— Begin Raw data —

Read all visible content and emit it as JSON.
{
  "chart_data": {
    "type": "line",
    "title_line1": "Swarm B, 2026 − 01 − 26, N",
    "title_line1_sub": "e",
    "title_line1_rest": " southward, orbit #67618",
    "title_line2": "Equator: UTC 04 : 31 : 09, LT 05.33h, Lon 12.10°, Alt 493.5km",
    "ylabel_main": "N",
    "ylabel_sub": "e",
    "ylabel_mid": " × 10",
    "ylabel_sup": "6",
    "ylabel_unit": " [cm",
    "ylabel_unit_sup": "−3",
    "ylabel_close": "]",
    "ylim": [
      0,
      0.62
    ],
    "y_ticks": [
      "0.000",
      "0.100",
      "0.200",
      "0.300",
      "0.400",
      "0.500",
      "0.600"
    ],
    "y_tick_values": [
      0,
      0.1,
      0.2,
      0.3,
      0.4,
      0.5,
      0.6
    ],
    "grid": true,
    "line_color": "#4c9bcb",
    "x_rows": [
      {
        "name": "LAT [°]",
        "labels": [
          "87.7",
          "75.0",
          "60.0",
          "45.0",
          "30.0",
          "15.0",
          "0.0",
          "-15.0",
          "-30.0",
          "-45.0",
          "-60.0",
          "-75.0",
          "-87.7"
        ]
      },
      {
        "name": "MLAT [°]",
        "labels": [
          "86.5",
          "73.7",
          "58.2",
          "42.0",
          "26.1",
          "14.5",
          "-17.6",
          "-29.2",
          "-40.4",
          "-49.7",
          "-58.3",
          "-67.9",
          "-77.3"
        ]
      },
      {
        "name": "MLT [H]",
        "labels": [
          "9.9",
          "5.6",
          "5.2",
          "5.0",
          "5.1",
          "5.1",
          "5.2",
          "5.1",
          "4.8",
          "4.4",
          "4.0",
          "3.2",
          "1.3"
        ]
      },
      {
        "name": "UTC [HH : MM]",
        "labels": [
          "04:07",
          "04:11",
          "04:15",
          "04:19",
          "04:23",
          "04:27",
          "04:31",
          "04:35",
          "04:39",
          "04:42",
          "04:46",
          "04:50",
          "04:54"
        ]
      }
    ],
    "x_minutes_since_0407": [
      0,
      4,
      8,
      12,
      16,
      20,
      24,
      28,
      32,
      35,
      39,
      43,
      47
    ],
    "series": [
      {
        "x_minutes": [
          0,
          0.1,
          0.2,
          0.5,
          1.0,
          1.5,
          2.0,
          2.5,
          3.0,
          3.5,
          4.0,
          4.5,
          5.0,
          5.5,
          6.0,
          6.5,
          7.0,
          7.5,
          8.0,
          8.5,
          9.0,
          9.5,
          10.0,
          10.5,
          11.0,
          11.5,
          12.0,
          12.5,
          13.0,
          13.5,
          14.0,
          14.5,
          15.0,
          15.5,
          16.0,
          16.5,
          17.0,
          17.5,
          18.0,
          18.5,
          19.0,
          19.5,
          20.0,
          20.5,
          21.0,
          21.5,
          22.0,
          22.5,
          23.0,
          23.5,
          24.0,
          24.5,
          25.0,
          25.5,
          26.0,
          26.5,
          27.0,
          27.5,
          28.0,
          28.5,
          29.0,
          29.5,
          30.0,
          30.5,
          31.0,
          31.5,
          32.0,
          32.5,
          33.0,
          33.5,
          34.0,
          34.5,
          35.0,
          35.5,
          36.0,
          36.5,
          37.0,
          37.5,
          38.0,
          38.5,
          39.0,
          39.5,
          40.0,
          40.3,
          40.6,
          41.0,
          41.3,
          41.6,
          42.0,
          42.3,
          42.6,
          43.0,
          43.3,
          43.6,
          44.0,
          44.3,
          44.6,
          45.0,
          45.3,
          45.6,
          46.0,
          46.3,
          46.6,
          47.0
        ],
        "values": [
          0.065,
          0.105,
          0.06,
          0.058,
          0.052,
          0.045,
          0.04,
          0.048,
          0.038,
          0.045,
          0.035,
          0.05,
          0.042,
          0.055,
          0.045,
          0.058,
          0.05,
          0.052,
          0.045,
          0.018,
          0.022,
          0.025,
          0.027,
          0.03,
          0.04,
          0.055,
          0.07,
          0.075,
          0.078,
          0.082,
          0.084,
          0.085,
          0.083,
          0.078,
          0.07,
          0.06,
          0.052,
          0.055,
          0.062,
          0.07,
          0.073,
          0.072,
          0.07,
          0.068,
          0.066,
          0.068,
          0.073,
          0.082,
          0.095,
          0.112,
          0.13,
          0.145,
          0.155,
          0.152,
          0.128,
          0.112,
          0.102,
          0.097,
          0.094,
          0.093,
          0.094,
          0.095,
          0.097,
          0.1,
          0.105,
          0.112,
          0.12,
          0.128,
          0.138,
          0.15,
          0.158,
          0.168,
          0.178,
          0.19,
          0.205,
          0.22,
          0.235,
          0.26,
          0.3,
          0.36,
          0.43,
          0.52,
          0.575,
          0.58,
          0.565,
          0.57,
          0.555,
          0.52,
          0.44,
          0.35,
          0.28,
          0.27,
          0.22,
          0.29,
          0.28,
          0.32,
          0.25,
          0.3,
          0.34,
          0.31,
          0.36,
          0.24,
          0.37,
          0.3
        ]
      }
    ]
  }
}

— End Raw data —

Short task: Return every entry verbatim.

Worked answer:
Read all visible content and emit it as JSON.
{
  "chart_data": {
    "type": "line",
    "title_line1": "Swarm B, 2026 − 01 − 26, N",
    "title_line1_sub": "e",
    "title_line1_rest": " southward, orbit #67618",
    "title_line2": "Equator: UTC 04 : 31 : 09, LT 05.33h, Lon 12.10°, Alt 493.5km",
    "ylabel_main": "N",
    "ylabel_sub": "e",
    "ylabel_mid": " × 10",
    "ylabel_sup": "6",
    "ylabel_unit": " [cm",
    "ylabel_unit_sup": "−3",
    "ylabel_close": "]",
    "ylim": [
      0,
      0.62
    ],
    "y_ticks": [
      "0.000",
      "0.100",
      "0.200",
      "0.300",
      "0.400",
      "0.500",
      "0.600"
    ],
    "y_tick_values": [
      0,
      0.1,
      0.2,
      0.3,
      0.4,
      0.5,
      0.6
    ],
    "grid": true,
    "line_color": "#4c9bcb",
    "x_rows": [
      {
        "name": "LAT [°]",
        "labels": [
          "87.7",
          "75.0",
          "60.0",
          "45.0",
          "30.0",
          "15.0",
          "0.0",
          "-15.0",
          "-30.0",
          "-45.0",
          "-60.0",
          "-75.0",
          "-87.7"
        ]
      },
      {
        "name": "MLAT [°]",
        "labels": [
          "86.5",
          "73.7",
          "58.2",
          "42.0",
          "26.1",
          "14.5",
          "-17.6",
          "-29.2",
          "-40.4",
          "-49.7",
          "-58.3",
          "-67.9",
          "-77.3"
        ]
      },
      {
        "name": "MLT [H]",
        "labels": [
          "9.9",
          "5.6",
          "5.2",
          "5.0",
          "5.1",
          "5.1",
          "5.2",
          "5.1",
          "4.8",
          "4.4",
          "4.0",
          "3.2",
          "1.3"
        ]
      },
      {
        "name": "UTC [HH : MM]",
        "labels": [
          "04:07",
          "04:11",
          "04:15",
          "04:19",
          "04:23",
          "04:27",
          "04:31",
          "04:35",
          "04:39",
          "04:42",
          "04:46",
          "04:50",
          "04:54"
        ]
      }
    ],
    "x_minutes_since_0407": [
      0,
      4,
      8,
      12,
      16,
      20,
      24,
      28,
      32,
      35,
      39,
      43,
      47
    ],
    "series": [
      {
        "x_minutes": [
          0,
          0.1,
          0.2,
          0.5,
          1.0,
          1.5,
          2.0,
          2.5,
          3.0,
          3.5,
          4.0,
          4.5,
          5.0,
          5.5,
          6.0,
          6.5,
          7.0,
          7.5,
          8.0,
          8.5,
          9.0,
          9.5,
          10.0,
          10.5,
          11.0,
          11.5,
          12.0,
          12.5,
          13.0,
          13.5,
          14.0,
          14.5,
          15.0,
          15.5,
          16.0,
          16.5,
          17.0,
          17.5,
          18.0,
          18.5,
          19.0,
          19.5,
          20.0,
          20.5,
          21.0,
          21.5,
          22.0,
          22.5,
          23.0,
          23.5,
          24.0,
          24.5,
          25.0,
          25.5,
          26.0,
          26.5,
          27.0,
          27.5,
          28.0,
          28.5,
          29.0,
          29.5,
          30.0,
          30.5,
          31.0,
          31.5,
          32.0,
          32.5,
          33.0,
          33.5,
          34.0,
          34.5,
          35.0,
          35.5,
          36.0,
          36.5,
          37.0,
          37.5,
          38.0,
          38.5,
          39.0,
          39.5,
          40.0,
          40.3,
          40.6,
          41.0,
          41.3,
          41.6,
          42.0,
          42.3,
          42.6,
          43.0,
          43.3,
          43.6,
          44.0,
          44.3,
          44.6,
          45.0,
          45.3,
          45.6,
          46.0,
          46.3,
          46.6,
          47.0
        ],
        "values": [
          0.065,
          0.105,
          0.06,
          0.058,
          0.052,
          0.045,
          0.04,
          0.048,
          0.038,
          0.045,
          0.035,
          0.05,
          0.042,
          0.055,
          0.045,
          0.058,
          0.05,
          0.052,
          0.045,
          0.018,
          0.022,
          0.025,
          0.027,
          0.03,
          0.04,
          0.055,
          0.07,
          0.075,
          0.078,
          0.082,
          0.084,
          0.085,
          0.083,
          0.078,
          0.07,
          0.06,
          0.052,
          0.055,
          0.062,
          0.07,
          0.073,
          0.072,
          0.07,
          0.068,
          0.066,
          0.068,
          0.073,
          0.082,
          0.095,
          0.112,
          0.13,
          0.145,
          0.155,
          0.152,
          0.128,
          0.112,
          0.102,
          0.097,
          0.094,
          0.093,
          0.094,
          0.095,
          0.097,
          0.1,
          0.105,
          0.112,
          0.12,
          0.128,
          0.138,
          0.15,
          0.158,
          0.168,
          0.178,
          0.19,
          0.205,
          0.22,
          0.235,
          0.26,
          0.3,
          0.36,
          0.43,
          0.52,
          0.575,
          0.58,
          0.565,
          0.57,
          0.555,
          0.52,
          0.44,
          0.35,
          0.28,
          0.27,
          0.22,
          0.29,
          0.28,
          0.32,
          0.25,
          0.3,
          0.34,
          0.31,
          0.36,
          0.24,
          0.37,
          0.3
        ]
      }
    ]
  }
}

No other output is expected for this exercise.